Saved entries
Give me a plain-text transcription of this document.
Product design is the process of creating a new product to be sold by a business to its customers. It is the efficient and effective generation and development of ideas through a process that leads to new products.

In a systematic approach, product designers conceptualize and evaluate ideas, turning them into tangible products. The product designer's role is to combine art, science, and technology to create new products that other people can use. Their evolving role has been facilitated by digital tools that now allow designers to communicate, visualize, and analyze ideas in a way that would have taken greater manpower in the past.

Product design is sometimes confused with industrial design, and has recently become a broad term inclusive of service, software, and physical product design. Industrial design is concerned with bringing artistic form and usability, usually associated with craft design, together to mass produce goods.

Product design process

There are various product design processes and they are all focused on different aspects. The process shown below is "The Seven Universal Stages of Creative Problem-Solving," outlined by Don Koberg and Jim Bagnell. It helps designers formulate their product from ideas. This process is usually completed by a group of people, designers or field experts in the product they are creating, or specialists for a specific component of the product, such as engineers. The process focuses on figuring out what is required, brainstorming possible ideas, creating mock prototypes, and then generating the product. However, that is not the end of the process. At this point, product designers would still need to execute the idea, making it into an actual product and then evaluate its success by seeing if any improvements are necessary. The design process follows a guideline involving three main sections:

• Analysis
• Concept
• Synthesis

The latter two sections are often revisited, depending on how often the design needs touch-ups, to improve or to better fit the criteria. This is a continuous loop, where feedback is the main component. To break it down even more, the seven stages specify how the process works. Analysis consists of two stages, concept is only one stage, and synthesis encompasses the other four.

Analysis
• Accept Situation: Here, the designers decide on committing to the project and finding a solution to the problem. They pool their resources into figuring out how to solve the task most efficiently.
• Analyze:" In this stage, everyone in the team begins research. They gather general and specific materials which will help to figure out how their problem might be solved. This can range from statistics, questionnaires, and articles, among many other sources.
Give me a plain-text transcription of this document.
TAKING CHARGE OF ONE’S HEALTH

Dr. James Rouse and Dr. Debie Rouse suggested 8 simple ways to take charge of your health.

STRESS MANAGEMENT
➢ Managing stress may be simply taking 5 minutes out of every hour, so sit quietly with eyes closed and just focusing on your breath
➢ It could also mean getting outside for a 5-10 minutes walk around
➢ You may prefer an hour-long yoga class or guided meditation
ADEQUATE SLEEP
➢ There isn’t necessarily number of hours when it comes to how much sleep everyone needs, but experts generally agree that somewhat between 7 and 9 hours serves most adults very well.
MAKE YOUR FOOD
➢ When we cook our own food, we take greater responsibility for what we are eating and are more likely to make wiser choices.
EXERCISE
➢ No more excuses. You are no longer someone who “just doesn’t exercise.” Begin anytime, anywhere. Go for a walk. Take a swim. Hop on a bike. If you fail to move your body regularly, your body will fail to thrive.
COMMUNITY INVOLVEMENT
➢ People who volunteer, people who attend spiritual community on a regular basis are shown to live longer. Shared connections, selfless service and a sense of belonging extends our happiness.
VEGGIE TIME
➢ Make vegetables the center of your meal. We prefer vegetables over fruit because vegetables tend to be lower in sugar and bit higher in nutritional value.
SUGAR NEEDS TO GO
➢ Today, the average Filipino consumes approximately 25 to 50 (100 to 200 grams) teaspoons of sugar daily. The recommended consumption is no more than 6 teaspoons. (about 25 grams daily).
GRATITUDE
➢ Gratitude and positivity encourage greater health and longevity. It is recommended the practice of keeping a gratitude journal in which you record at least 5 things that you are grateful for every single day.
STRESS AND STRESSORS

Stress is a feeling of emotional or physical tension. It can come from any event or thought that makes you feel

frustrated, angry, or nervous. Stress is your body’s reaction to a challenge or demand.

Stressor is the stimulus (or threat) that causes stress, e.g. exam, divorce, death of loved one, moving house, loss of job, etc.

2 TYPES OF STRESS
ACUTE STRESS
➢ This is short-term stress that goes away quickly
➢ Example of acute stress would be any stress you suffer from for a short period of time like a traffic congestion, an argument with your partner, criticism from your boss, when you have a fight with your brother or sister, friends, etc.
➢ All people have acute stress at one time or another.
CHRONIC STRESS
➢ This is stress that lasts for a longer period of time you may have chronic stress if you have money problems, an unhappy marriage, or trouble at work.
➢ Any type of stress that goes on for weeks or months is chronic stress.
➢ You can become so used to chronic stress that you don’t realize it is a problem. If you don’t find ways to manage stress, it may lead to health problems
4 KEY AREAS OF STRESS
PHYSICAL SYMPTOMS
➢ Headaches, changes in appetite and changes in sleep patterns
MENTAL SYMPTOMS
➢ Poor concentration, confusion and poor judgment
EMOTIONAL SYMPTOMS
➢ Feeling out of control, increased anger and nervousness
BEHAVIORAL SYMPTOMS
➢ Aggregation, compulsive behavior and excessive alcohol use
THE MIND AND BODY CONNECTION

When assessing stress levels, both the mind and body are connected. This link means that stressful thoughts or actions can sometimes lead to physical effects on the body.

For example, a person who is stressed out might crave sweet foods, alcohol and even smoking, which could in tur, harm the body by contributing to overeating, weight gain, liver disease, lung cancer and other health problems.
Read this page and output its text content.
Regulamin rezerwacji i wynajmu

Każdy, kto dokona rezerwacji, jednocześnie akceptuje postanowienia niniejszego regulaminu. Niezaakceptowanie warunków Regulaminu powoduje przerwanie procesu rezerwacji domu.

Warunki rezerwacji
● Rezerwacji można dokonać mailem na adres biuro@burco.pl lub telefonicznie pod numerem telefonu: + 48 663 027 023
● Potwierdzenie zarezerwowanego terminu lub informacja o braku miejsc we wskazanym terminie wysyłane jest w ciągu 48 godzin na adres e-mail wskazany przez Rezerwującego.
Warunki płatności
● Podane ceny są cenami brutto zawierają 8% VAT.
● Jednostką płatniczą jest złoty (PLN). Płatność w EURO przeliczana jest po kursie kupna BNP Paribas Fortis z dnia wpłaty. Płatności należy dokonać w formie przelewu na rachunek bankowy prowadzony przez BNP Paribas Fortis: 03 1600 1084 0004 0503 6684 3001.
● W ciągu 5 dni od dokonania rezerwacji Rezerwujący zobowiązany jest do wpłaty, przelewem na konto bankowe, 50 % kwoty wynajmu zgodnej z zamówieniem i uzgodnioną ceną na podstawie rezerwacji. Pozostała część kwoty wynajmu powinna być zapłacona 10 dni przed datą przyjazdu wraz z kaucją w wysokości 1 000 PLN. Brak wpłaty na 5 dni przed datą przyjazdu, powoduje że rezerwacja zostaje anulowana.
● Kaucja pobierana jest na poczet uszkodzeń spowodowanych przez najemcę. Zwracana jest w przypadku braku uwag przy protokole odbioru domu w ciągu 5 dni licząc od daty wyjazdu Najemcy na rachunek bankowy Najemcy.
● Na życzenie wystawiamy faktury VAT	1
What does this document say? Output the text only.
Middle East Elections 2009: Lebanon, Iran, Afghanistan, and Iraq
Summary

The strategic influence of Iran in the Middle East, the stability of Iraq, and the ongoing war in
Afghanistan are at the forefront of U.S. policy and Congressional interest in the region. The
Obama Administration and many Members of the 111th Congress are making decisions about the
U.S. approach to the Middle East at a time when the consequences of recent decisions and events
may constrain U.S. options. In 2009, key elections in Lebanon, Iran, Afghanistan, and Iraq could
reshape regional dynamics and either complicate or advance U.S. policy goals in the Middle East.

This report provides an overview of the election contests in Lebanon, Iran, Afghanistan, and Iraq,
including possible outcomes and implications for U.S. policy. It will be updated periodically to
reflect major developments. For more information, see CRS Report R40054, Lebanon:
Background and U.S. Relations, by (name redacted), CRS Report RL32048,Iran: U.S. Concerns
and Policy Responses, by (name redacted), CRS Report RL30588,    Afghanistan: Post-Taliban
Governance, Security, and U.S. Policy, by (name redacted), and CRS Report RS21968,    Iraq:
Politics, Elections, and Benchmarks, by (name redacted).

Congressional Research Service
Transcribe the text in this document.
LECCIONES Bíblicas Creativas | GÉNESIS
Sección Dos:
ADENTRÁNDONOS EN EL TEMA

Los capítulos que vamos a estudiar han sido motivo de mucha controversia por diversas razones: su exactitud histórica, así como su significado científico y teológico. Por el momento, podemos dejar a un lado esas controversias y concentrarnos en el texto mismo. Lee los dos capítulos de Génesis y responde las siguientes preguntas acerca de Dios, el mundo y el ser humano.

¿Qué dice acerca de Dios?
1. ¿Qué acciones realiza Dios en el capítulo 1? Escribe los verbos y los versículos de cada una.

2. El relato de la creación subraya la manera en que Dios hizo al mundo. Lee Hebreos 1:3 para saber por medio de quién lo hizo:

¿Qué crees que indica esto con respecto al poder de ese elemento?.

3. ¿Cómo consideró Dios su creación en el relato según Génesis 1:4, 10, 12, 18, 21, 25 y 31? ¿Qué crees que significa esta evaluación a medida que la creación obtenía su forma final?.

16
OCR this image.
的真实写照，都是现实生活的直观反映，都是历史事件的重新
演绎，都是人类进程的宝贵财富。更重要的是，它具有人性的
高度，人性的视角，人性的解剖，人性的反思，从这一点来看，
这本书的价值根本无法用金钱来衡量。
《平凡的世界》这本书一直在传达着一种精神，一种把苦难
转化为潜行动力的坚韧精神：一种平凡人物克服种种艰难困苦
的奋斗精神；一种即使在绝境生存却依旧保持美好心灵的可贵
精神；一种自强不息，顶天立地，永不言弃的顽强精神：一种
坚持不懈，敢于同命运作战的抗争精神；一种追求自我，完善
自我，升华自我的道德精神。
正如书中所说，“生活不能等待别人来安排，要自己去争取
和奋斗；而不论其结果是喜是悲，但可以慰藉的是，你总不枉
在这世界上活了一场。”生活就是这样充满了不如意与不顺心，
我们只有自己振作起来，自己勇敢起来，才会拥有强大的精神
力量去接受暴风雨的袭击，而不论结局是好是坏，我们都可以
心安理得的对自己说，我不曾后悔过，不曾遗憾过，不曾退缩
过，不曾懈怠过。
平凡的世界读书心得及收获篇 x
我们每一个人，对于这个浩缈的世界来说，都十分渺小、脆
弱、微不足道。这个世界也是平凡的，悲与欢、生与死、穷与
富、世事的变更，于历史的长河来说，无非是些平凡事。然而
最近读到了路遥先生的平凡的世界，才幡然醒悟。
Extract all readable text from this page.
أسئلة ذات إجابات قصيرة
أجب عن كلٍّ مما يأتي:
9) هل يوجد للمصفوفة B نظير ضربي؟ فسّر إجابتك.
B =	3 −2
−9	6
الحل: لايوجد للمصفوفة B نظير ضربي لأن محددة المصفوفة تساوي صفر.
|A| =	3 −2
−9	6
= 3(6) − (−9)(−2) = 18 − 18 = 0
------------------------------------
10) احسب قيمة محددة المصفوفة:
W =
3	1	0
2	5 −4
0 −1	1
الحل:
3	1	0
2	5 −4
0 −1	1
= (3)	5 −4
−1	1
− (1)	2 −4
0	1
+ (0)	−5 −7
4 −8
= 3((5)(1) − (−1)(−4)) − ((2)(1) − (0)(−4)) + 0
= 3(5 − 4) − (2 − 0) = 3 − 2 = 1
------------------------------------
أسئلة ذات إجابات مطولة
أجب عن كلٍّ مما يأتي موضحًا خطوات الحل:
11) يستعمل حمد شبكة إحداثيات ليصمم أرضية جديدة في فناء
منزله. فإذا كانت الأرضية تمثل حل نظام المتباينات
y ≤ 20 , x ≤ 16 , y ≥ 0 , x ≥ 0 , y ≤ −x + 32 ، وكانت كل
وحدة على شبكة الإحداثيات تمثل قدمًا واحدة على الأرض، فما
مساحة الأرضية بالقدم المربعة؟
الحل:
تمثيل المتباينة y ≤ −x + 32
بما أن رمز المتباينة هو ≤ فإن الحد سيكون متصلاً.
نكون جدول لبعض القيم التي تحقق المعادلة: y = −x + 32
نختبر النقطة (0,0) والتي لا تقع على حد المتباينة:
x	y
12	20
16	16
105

Goal of the exercise> Say how many lines of the data include the word "relato". Nothing other than the number should be given.

Task result> 2